■ SHORT TASK: Find every line of the listing below where "color" appears, and copy it.

::::::::::

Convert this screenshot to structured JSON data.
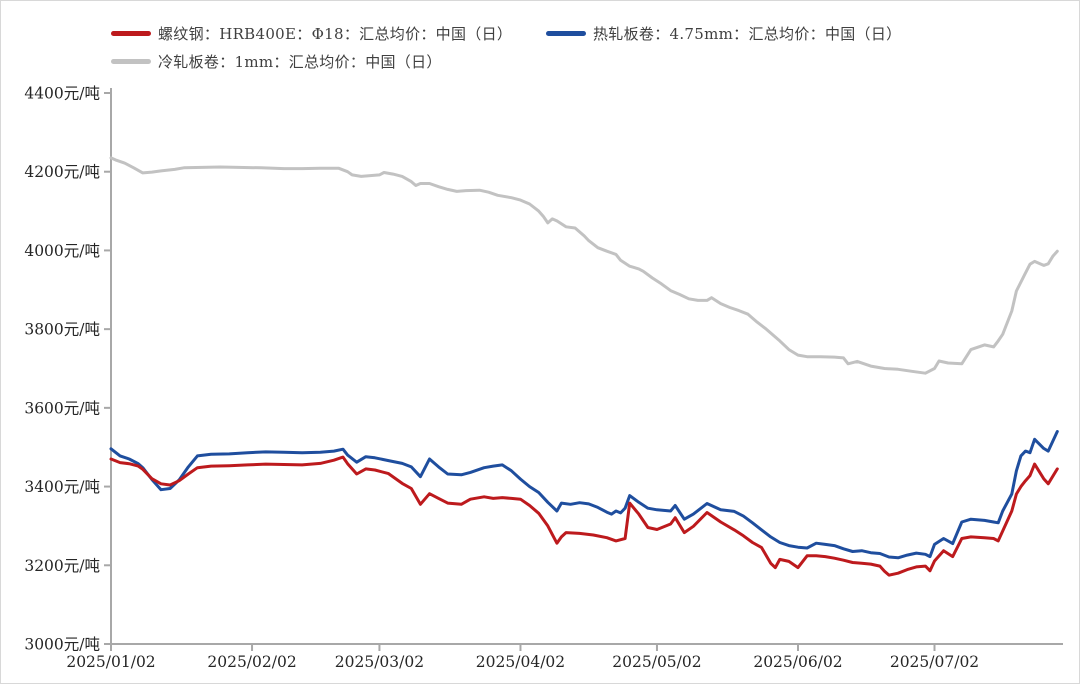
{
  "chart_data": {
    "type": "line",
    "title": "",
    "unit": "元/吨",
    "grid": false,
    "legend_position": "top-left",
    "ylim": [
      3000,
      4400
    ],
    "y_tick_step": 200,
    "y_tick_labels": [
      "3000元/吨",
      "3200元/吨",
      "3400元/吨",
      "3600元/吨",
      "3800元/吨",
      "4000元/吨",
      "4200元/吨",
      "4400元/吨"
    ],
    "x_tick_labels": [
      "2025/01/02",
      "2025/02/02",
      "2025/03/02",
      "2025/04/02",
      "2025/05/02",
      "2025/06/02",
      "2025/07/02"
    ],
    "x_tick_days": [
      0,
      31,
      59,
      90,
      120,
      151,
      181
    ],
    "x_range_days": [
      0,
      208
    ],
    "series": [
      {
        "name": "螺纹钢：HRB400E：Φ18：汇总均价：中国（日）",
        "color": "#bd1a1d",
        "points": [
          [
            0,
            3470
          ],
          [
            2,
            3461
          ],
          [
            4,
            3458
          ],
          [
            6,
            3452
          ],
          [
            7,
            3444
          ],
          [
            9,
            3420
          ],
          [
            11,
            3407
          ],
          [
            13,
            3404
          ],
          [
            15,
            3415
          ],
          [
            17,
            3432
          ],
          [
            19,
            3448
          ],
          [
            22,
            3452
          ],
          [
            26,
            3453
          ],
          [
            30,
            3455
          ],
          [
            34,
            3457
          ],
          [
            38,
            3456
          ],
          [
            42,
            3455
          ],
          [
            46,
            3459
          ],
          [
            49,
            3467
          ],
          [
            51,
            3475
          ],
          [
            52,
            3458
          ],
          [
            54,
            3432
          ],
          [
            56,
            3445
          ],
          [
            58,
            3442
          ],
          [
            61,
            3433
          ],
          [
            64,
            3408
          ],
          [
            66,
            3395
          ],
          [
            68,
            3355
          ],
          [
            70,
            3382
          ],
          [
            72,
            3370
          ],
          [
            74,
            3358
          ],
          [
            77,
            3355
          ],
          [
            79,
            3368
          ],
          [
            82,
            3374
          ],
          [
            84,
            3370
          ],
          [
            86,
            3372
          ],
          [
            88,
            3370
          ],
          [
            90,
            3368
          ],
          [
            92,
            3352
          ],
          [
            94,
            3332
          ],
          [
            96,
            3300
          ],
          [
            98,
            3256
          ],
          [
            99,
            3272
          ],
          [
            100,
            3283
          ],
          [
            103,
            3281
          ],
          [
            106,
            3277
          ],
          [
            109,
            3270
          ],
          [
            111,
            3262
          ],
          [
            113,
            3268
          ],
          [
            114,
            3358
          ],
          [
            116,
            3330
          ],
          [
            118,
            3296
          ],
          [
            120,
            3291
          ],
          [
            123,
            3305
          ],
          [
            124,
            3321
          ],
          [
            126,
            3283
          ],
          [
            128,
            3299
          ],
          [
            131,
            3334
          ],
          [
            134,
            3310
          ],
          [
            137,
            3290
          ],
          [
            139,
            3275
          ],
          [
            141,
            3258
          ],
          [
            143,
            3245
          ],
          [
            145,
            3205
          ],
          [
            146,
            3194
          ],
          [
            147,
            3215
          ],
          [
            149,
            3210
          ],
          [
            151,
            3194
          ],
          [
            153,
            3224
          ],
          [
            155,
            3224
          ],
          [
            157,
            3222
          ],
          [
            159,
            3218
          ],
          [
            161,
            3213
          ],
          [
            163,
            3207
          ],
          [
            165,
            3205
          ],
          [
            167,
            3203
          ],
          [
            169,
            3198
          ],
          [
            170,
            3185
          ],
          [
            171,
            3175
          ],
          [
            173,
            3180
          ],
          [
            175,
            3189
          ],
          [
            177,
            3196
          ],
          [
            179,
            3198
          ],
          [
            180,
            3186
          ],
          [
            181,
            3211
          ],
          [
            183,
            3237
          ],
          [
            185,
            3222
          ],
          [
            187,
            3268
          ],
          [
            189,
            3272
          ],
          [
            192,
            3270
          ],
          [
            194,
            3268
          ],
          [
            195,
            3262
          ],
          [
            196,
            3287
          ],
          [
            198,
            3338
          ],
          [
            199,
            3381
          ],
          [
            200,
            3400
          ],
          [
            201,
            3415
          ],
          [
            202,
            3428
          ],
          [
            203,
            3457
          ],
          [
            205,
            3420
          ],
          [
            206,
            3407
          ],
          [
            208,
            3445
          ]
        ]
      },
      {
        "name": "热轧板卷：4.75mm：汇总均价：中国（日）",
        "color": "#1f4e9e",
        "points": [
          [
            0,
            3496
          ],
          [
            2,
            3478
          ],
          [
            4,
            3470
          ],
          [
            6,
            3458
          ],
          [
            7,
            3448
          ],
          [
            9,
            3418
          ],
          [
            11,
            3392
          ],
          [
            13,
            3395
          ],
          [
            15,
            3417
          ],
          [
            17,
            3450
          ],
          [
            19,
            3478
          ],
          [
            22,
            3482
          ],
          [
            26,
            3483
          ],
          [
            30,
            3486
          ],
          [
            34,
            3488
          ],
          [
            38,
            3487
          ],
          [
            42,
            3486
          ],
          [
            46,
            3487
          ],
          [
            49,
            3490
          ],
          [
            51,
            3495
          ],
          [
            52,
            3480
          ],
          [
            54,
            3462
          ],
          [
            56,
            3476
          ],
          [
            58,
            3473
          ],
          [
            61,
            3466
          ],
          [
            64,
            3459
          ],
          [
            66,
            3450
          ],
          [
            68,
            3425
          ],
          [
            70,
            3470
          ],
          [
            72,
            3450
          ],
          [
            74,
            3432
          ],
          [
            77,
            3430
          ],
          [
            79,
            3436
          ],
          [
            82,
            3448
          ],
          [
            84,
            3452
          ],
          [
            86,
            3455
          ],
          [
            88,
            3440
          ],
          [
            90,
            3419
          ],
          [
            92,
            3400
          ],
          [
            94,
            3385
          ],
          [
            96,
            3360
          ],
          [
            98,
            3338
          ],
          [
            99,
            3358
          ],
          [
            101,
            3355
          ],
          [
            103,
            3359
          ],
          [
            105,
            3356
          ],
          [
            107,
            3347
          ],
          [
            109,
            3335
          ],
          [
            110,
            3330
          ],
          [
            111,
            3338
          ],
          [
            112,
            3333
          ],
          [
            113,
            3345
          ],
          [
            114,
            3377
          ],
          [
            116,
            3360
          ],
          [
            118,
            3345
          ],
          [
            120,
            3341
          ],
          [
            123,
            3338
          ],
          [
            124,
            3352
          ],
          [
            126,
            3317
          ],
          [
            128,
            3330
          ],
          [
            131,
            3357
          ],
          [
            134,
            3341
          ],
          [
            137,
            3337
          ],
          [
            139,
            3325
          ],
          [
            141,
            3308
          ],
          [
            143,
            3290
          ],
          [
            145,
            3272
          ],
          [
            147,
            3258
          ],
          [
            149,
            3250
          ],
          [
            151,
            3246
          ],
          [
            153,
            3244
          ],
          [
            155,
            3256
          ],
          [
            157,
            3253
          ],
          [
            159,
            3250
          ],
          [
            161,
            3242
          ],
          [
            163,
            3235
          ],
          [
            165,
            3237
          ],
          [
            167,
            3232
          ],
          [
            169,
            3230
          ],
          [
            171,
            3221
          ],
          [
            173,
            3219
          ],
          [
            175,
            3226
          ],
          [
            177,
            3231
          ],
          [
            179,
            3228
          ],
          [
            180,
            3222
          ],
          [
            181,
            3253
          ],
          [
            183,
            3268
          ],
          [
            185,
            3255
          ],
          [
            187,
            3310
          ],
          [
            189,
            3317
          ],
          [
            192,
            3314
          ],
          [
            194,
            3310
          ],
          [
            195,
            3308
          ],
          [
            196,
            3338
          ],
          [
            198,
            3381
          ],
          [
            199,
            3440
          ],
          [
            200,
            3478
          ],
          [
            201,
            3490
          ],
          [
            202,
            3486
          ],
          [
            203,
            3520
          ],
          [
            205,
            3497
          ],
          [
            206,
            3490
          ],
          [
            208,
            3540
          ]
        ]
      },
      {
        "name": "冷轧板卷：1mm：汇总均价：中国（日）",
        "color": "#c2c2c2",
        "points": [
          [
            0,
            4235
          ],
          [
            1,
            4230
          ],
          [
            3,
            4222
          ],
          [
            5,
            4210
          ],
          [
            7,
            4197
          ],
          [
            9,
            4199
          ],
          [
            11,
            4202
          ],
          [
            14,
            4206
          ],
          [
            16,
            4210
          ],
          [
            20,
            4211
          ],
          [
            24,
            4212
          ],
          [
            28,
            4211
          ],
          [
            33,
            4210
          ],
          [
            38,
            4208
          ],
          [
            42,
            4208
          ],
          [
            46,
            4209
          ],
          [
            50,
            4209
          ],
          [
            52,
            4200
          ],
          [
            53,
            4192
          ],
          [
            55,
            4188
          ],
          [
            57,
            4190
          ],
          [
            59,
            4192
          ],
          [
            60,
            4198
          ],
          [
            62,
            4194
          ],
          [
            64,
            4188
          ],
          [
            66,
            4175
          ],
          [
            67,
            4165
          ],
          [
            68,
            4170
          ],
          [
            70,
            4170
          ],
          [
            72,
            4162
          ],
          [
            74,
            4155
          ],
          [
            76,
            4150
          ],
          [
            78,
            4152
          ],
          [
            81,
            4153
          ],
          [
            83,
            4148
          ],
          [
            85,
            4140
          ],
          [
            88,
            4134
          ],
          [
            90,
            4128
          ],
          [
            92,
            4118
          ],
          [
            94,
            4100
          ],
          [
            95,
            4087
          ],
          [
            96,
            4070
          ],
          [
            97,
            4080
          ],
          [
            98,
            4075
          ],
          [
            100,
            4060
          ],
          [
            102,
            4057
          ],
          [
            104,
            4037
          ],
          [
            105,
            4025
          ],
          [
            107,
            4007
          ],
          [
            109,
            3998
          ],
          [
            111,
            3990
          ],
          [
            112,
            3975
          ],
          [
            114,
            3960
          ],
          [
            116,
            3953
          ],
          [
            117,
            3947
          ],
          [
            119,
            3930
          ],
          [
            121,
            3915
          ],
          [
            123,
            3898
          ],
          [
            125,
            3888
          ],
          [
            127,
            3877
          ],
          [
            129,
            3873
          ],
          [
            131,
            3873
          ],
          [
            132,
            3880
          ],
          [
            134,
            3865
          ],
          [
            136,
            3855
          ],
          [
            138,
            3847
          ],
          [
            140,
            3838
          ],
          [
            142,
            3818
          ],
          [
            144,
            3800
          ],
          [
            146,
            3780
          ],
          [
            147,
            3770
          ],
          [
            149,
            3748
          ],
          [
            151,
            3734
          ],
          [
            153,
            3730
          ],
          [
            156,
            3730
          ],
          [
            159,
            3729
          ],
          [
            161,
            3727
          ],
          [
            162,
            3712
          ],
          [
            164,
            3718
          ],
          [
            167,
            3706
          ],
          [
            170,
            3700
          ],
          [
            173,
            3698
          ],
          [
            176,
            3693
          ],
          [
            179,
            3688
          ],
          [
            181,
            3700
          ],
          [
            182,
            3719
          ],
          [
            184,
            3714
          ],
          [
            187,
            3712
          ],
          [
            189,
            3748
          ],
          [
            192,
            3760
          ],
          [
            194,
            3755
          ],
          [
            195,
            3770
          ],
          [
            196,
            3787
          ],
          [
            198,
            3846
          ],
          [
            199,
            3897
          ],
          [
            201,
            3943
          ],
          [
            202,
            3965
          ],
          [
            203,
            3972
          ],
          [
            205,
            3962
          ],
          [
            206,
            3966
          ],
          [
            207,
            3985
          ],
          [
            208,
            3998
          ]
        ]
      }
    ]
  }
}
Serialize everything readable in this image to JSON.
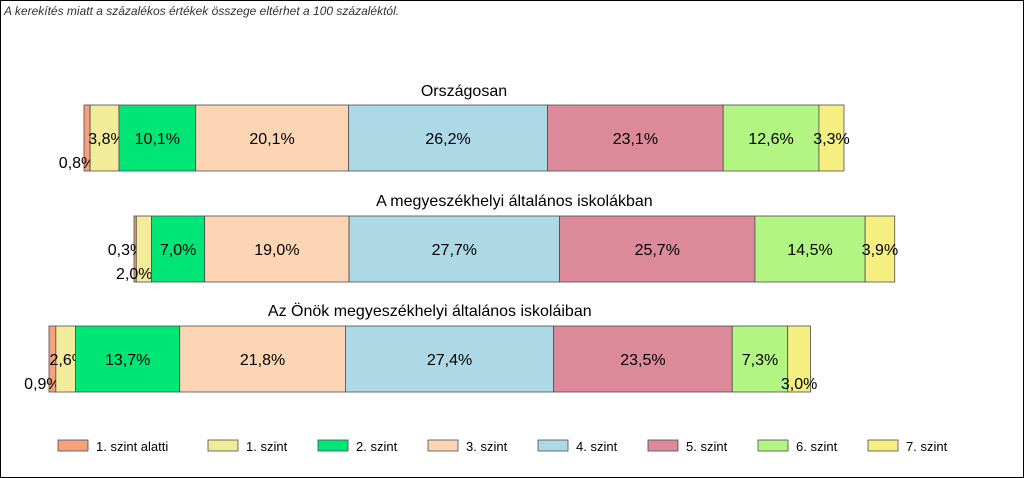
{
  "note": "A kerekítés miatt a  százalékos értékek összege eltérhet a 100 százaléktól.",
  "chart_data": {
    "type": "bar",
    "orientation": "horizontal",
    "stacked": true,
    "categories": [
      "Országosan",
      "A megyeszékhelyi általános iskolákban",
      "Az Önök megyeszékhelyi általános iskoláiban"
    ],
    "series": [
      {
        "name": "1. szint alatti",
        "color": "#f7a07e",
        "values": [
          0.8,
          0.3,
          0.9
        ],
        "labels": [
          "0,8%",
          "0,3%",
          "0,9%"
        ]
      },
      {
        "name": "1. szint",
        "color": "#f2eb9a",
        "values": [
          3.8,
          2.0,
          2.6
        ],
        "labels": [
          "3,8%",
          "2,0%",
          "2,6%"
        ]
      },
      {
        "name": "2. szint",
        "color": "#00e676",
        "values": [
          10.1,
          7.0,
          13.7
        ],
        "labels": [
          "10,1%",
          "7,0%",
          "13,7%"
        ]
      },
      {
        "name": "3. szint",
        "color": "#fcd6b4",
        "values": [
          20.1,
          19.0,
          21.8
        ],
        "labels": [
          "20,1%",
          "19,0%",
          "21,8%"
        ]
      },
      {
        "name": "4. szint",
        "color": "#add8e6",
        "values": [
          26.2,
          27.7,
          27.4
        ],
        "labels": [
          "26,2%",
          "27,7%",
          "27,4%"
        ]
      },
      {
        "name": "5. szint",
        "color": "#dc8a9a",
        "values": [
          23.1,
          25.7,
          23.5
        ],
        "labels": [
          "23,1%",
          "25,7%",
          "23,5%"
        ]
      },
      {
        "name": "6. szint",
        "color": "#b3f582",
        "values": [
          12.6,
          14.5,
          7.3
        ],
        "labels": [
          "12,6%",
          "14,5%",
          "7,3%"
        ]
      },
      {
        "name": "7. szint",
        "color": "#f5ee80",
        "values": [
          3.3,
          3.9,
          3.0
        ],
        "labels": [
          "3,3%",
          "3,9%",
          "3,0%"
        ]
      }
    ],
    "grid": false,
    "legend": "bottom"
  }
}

::::::::::

■ ANSWER IN FULL:
        "color": "#bd1a1d",
        "color": "#1f4e9e",
        "color": "#c2c2c2",
        "color": "#f7a07e",
        "color": "#f2eb9a",
        "color": "#00e676",
        "color": "#fcd6b4",
        "color": "#add8e6",
        "color": "#dc8a9a",
        "color": "#b3f582",
        "color": "#f5ee80",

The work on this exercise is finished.